Exercise input
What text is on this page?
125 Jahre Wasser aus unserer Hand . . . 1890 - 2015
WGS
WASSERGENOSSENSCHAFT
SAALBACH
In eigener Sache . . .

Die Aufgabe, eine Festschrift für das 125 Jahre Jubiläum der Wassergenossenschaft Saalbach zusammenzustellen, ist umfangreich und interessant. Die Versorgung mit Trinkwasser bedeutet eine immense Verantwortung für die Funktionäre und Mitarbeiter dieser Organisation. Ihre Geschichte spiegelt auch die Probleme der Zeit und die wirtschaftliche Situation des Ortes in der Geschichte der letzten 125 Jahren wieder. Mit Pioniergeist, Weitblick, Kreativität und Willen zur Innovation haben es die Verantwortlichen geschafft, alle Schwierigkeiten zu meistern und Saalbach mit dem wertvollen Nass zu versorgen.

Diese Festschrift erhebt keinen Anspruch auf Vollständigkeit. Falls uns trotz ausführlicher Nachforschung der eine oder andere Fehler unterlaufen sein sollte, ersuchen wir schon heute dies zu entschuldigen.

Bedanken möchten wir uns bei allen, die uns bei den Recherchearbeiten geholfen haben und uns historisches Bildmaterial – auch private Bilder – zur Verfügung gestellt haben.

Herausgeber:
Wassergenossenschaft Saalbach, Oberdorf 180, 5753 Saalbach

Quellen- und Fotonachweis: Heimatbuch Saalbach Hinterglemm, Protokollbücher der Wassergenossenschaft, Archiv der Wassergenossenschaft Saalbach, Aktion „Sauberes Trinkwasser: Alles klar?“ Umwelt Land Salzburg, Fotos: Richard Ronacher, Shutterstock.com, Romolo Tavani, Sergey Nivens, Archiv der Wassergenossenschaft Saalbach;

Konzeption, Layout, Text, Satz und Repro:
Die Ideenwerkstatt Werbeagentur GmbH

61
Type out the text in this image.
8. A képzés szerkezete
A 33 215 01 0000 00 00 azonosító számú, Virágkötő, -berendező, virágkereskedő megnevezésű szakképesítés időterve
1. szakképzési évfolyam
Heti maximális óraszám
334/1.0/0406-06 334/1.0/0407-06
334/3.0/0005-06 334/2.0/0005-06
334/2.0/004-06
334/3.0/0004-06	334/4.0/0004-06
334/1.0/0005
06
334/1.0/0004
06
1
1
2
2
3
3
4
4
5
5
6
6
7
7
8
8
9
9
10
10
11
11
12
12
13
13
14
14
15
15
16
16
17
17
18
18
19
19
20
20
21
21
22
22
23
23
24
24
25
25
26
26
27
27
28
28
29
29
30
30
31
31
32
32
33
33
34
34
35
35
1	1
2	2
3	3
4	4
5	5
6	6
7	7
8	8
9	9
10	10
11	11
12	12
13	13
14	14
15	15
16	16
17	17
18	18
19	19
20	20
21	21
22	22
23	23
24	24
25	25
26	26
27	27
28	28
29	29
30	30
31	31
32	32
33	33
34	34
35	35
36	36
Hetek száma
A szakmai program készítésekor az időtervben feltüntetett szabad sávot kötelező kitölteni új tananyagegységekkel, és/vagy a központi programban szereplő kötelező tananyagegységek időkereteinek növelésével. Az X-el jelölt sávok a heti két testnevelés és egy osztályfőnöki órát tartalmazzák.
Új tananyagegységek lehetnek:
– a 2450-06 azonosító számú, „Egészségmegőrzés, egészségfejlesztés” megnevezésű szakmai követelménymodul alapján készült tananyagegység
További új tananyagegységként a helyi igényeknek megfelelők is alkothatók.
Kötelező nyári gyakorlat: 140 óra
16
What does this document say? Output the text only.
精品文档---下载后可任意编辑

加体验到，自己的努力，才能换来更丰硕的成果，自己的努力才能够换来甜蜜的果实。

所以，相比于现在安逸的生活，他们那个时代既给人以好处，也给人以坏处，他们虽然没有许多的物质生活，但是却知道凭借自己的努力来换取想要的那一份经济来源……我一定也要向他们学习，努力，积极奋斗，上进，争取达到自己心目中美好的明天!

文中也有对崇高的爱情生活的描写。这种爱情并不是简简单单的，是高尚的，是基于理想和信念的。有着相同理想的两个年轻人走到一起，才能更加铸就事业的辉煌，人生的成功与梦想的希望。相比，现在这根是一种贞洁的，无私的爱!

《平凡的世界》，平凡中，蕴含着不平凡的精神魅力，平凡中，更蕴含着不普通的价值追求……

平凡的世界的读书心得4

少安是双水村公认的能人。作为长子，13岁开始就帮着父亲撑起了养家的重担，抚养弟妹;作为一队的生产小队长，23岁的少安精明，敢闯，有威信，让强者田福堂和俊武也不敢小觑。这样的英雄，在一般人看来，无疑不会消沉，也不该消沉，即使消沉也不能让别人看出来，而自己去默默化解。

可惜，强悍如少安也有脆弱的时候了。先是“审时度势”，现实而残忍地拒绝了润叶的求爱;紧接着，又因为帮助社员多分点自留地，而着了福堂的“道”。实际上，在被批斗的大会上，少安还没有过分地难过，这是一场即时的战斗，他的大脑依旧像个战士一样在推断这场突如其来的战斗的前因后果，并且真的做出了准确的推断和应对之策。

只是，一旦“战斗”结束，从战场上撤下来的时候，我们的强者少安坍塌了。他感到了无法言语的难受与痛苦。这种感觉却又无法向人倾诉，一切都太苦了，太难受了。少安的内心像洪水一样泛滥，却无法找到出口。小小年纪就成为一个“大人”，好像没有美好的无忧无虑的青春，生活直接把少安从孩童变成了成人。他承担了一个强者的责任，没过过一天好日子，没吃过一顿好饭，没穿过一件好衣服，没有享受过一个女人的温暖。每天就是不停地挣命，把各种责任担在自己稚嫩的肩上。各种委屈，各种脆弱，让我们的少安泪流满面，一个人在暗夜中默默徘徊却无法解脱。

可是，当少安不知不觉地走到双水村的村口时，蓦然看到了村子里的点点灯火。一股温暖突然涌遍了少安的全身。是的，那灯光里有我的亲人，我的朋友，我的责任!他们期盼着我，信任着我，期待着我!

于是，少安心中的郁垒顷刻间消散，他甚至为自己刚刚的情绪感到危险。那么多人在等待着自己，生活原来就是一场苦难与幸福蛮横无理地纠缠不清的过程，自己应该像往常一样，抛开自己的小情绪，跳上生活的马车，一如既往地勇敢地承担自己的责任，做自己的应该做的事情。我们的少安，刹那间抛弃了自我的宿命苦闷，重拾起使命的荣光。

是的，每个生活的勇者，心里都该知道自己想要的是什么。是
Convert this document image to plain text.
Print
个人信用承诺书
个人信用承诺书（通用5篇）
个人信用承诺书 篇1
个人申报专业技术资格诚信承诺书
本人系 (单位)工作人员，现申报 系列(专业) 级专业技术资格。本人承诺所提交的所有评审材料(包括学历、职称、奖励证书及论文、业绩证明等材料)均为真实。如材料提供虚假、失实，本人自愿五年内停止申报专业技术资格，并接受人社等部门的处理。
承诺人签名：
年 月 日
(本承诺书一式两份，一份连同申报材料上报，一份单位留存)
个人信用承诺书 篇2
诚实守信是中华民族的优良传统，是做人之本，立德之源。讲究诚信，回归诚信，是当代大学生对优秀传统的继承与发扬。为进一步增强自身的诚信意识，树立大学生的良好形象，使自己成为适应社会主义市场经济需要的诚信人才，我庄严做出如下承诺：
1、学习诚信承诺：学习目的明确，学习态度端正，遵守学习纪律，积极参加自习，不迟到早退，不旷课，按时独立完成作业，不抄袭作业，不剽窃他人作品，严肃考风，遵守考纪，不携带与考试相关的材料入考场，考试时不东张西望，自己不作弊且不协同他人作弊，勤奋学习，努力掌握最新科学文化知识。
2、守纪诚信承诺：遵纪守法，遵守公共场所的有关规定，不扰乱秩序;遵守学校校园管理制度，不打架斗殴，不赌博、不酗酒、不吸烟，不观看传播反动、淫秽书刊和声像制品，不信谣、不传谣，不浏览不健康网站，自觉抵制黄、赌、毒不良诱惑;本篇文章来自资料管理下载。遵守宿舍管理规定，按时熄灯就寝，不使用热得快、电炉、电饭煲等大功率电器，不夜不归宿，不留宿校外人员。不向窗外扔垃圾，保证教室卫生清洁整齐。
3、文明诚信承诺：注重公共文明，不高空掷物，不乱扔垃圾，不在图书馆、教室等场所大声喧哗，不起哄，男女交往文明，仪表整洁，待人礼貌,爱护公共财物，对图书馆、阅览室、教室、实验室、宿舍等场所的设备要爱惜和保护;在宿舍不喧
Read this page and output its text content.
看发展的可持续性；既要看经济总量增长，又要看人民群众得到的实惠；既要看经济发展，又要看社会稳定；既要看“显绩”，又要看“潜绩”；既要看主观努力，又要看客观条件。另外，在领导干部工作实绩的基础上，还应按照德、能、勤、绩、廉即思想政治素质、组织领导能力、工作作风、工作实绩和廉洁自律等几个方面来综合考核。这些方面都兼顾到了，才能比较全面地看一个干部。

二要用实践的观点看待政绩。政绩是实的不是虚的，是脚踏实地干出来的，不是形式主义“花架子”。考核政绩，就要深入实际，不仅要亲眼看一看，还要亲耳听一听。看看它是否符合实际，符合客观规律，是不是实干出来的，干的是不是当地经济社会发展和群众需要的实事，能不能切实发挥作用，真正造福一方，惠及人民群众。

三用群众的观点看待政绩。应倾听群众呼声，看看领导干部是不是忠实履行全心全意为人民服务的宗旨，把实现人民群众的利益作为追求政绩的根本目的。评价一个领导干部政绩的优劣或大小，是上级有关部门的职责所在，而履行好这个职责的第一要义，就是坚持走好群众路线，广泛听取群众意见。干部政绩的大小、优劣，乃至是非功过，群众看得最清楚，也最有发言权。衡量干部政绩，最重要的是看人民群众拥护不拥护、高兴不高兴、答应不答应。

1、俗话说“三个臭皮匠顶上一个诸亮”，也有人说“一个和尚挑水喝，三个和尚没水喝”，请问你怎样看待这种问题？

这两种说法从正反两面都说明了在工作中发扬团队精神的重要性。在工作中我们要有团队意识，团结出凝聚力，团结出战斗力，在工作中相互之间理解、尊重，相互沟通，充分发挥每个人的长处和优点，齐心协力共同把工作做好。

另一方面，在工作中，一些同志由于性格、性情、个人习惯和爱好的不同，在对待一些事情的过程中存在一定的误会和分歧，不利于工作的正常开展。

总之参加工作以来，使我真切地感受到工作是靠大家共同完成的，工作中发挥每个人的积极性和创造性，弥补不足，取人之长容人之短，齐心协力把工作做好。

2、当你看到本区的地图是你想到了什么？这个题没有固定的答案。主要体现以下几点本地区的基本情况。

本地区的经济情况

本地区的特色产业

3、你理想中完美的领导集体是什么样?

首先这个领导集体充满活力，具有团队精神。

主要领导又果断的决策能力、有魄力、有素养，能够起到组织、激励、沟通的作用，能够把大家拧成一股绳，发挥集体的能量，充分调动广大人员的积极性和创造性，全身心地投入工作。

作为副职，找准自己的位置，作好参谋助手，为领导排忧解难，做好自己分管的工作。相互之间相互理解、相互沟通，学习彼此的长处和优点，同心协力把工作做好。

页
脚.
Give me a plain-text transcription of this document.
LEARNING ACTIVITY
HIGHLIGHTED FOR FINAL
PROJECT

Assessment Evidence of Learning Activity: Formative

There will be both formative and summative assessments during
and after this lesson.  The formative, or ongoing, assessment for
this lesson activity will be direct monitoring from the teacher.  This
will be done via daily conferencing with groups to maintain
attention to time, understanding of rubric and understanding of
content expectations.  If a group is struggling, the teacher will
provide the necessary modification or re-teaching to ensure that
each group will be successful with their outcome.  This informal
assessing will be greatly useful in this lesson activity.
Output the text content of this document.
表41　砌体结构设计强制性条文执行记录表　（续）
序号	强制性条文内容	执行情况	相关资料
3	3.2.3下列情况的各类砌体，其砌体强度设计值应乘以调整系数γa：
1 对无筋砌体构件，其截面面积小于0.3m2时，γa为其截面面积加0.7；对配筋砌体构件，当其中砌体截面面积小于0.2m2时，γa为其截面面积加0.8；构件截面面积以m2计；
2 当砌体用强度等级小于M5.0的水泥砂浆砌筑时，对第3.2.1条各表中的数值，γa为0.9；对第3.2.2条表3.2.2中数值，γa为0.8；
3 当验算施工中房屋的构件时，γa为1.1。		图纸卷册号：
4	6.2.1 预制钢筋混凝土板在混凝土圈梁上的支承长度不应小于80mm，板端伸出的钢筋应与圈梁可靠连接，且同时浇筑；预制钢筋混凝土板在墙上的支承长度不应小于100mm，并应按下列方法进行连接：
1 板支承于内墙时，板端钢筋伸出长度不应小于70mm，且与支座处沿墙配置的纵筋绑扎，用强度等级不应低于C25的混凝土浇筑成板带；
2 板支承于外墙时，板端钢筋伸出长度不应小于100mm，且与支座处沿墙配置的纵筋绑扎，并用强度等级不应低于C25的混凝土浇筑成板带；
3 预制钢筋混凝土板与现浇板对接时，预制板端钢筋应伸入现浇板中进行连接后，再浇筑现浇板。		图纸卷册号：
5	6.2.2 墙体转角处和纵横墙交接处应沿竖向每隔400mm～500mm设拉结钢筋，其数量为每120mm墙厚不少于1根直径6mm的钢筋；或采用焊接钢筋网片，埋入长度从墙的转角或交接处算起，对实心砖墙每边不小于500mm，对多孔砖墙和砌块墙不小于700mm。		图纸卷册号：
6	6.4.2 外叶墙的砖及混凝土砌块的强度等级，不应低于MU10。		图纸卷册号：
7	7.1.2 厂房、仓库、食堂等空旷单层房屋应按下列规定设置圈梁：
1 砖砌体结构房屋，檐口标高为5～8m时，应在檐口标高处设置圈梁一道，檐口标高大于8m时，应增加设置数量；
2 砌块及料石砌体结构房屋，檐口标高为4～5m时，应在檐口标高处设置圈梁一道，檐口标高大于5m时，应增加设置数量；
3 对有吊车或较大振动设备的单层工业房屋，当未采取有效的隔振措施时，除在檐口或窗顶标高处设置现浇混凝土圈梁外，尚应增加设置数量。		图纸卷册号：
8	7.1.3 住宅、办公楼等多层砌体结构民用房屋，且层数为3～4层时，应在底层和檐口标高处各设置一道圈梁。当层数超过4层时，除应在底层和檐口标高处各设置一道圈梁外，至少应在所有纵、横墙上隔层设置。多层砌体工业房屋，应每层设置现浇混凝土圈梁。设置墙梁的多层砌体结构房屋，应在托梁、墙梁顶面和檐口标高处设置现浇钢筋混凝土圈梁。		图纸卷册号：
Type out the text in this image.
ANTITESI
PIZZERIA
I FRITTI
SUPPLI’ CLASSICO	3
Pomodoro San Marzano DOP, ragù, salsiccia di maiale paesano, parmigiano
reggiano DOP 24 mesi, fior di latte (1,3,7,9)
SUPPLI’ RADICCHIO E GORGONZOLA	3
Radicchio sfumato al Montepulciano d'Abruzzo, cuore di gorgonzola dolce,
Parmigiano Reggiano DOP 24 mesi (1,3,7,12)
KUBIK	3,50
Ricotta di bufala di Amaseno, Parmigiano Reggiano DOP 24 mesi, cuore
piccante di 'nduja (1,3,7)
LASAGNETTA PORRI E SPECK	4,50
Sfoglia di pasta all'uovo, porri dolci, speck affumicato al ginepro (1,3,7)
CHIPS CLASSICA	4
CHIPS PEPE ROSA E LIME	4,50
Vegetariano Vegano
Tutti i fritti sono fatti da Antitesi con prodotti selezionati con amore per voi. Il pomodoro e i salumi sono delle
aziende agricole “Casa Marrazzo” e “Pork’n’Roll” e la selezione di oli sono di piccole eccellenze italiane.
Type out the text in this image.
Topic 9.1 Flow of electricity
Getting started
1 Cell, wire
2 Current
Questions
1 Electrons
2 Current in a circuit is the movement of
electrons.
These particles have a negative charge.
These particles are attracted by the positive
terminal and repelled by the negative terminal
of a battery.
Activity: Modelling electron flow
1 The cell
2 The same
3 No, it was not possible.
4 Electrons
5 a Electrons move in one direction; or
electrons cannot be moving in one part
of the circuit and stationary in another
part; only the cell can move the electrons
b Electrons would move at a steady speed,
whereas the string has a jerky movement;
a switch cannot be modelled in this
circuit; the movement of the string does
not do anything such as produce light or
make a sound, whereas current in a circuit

Job
Go through the entries above and pull out each line with "negative" in it.

Correct output
These particles have a negative charge.
terminal and repelled by the negative terminal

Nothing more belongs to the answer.